Aim 1 → Please list every body of law that the reorganization agreement excerpt names as a source of required approvals and authorizations.
Aim 2 →
Answer these from the reorganization agreement excerpt:
(a) What information will the Target Trust help the Acquiring Trust obtain?
(b) What is the latest the Target Trust may furnish the earnings and profits statement?
(c) Which section of the Code causes the earnings and profits to carry over to the Acquiring Fund?
Aim 3 → In the reorganization agreement excerpt, take the part that opens with the words containing "5.6       ADDITIONAL INFORMATION.  The" and closes with "the Target Fund.", and write it out again, substituting "record ownership" for "beneficial ownership".

5.6       ADDITIONAL INFORMATION.  The Target Trust will assist the Acquiring Trust in obtaining such information as the Acquiring Trust reasonably requests concerning the beneficial ownership of the shares of the Target Fund.
 
5.7       FURTHER ACTION.  (a) Subject to the provisions of this Agreement, the Acquiring Trust, on behalf of the Acquiring Fund, and the Target Trust, on behalf of the Target Fund, will each take, or cause to be taken, all action, and do or cause to be done all things reasonably necessary, proper or advisable to consummate and make effective the Reorganization, including any actions required to be taken after the Closing; (b) the Acquiring Trust, on behalf of the Acquiring Fund, agrees to use all reasonable efforts to obtain the approvals and authorizations required by the 1933 Act, the 1940 Act and such of the state Blue Sky or securities laws as it may deem appropriate in order to continue its operations after the Closing Date; and (c) as promptly as practicable, but in any case within 60 days after the Closing Date, the Target Trust will furnish the Acquiring Trust, in such form as is reasonably satisfactory to the Acquiring Trust, a statement of the earnings and profits of the Target Fund for federal income tax purposes that will be carried over to the Acquiring Fund as a result of Section 381 of the Code, which statement will be certified by the Target Trust’s President and Chief Executive Officer or Vice President and its Treasurer.

Excerpts from a layout annotation set:

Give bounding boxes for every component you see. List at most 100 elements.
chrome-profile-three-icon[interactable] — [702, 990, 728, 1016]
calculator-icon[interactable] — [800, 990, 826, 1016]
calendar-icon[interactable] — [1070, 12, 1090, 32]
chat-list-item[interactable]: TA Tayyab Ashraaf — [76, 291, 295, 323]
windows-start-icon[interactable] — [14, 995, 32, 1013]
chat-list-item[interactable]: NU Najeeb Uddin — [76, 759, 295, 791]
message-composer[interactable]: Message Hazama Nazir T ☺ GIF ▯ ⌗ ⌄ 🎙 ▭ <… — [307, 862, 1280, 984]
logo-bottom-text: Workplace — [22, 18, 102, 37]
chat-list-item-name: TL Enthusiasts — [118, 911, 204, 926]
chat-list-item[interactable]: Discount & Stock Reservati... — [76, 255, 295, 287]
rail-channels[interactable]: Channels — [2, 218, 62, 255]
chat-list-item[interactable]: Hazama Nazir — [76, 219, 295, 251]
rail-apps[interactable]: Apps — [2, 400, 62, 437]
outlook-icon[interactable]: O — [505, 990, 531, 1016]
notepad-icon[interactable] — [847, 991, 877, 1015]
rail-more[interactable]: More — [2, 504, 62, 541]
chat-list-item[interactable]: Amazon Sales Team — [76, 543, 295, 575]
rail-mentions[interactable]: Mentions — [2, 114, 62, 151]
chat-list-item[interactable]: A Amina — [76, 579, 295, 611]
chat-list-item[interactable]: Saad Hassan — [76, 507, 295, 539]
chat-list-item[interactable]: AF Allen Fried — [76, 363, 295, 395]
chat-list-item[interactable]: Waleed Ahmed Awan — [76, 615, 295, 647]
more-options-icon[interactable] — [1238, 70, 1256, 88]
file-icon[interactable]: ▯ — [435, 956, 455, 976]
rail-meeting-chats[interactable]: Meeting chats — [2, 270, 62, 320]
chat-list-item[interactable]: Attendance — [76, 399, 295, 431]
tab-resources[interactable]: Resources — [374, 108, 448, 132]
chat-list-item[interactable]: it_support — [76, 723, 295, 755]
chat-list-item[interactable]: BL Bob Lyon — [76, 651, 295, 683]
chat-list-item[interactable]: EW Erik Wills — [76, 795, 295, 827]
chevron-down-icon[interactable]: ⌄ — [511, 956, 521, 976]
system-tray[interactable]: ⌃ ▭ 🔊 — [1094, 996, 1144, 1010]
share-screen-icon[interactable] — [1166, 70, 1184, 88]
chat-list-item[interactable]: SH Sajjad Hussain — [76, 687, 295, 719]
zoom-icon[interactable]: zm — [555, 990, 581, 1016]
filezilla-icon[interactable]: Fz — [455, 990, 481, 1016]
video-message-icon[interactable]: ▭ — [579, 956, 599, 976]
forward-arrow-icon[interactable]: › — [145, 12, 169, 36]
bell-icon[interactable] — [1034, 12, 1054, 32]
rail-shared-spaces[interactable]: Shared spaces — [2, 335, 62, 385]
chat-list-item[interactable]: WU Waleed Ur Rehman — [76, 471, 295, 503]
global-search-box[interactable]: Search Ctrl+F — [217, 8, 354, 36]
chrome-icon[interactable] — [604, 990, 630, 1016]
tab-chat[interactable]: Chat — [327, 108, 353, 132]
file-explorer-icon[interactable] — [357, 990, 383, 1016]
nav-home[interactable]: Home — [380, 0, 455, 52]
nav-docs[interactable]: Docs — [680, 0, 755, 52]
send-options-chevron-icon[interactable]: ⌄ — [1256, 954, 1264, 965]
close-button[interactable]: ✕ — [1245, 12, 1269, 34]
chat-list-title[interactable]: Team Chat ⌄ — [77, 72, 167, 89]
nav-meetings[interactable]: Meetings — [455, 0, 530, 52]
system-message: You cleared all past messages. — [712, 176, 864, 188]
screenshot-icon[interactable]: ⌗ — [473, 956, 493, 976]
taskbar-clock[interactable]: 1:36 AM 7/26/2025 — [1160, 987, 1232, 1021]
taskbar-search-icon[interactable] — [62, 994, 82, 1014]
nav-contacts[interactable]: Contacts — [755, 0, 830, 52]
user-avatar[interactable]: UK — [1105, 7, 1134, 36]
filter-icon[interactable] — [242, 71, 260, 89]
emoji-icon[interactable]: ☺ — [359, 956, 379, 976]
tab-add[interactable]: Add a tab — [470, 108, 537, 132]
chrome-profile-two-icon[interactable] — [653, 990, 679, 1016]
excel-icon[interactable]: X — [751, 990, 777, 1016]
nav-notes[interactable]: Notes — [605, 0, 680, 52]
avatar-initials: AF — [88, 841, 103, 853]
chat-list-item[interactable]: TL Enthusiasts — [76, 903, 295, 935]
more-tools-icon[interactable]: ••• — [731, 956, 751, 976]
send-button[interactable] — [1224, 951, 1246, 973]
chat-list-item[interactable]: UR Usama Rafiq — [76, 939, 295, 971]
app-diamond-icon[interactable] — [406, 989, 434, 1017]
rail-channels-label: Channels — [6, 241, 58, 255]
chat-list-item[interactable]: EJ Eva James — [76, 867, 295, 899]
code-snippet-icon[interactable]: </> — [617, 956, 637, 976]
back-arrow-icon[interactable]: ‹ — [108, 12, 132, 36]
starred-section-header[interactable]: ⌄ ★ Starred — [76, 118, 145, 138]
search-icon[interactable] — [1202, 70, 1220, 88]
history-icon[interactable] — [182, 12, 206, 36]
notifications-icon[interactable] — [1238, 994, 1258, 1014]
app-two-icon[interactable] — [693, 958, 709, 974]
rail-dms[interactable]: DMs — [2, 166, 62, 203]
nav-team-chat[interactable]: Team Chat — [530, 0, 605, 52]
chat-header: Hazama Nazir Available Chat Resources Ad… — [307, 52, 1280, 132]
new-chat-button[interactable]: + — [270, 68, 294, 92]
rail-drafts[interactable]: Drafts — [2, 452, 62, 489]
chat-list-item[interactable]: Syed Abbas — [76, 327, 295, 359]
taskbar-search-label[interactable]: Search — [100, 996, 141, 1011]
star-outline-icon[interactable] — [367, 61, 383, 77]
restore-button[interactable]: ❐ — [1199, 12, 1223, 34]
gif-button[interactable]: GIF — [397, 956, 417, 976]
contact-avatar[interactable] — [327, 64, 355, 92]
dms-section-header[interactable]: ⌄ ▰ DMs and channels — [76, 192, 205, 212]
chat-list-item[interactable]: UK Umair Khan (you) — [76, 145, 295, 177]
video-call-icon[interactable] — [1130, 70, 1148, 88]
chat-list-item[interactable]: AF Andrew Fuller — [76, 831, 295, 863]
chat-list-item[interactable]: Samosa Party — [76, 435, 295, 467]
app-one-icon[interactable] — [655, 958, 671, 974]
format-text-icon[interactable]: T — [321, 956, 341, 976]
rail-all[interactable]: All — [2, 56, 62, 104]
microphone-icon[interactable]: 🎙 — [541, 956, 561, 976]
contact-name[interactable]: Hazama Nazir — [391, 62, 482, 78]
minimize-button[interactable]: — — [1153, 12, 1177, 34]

Task result 1 →
- The 1933 Act
- The 1940 Act
- The state Blue Sky or securities laws

Task result 2 →
(a) Information the Acquiring Trust reasonably requests concerning the beneficial ownership of the shares of the Target Fund
(b) Within 60 days after the Closing Date
(c) Section 381

Task result 3 →
5.6       ADDITIONAL INFORMATION.  The Target Trust will assist the Acquiring Trust in obtaining such information as the Acquiring Trust reasonably requests concerning the record ownership of the shares of the Target Fund.